- _Given data_:
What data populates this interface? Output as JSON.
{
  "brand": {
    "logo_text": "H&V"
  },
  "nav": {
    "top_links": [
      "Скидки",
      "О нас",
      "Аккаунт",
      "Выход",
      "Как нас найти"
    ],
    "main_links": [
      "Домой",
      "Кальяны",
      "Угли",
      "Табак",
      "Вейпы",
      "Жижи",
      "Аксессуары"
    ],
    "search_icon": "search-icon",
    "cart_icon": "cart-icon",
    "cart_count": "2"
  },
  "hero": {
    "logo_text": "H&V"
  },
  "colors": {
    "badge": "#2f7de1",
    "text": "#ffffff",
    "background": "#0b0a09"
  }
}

- _Directions_:
Your task is to quote the listing above word for word.

- _Final answer_:
What data populates this interface? Output as JSON.
{
  "brand": {
    "logo_text": "H&V"
  },
  "nav": {
    "top_links": [
      "Скидки",
      "О нас",
      "Аккаунт",
      "Выход",
      "Как нас найти"
    ],
    "main_links": [
      "Домой",
      "Кальяны",
      "Угли",
      "Табак",
      "Вейпы",
      "Жижи",
      "Аксессуары"
    ],
    "search_icon": "search-icon",
    "cart_icon": "cart-icon",
    "cart_count": "2"
  },
  "hero": {
    "logo_text": "H&V"
  },
  "colors": {
    "badge": "#2f7de1",
    "text": "#ffffff",
    "background": "#0b0a09"
  }
}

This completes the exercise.